= Directive =
From the records, pick out and copy each line containing "فلمة".
[start of Record list]
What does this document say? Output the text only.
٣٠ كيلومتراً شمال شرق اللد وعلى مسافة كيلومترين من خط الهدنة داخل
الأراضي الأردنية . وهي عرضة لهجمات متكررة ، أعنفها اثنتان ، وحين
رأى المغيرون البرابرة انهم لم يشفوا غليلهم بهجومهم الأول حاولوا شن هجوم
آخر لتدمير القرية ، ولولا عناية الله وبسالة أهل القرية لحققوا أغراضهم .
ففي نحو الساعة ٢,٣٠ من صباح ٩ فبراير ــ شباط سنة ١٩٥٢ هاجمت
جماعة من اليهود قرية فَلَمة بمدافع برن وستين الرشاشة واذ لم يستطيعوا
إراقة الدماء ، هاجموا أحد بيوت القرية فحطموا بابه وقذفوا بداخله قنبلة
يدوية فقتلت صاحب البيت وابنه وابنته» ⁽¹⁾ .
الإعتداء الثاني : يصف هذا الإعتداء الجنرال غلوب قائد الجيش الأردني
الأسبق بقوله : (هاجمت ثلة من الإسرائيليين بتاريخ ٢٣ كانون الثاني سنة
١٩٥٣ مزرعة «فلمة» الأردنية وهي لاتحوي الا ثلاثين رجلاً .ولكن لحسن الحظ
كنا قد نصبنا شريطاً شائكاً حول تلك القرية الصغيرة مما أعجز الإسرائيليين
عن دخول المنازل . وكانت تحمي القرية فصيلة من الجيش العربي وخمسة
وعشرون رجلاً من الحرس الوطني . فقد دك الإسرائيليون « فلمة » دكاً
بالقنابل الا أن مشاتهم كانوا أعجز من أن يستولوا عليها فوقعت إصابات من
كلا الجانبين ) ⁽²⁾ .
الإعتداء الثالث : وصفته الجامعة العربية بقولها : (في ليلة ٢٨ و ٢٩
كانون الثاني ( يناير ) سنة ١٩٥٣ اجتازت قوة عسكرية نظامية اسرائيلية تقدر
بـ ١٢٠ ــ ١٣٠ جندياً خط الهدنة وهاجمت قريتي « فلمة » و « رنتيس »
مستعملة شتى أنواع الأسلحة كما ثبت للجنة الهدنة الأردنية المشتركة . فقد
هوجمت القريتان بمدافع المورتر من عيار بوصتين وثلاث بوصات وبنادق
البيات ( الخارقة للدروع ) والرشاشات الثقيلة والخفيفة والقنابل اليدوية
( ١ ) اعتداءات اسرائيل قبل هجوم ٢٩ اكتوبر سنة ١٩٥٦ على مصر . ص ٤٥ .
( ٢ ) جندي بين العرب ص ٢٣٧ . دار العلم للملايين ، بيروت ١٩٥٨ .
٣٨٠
[end of Record list]
= Solved exercise =
١٩٥٣ مزرعة «فلمة» الأردنية وهي لاتحوي الا ثلاثين رجلاً .ولكن لحسن الحظ
وعشرون رجلاً من الحرس الوطني . فقد دك الإسرائيليون « فلمة » دكاً
بـ ١٢٠ ــ ١٣٠ جندياً خط الهدنة وهاجمت قريتي « فلمة » و « رنتيس »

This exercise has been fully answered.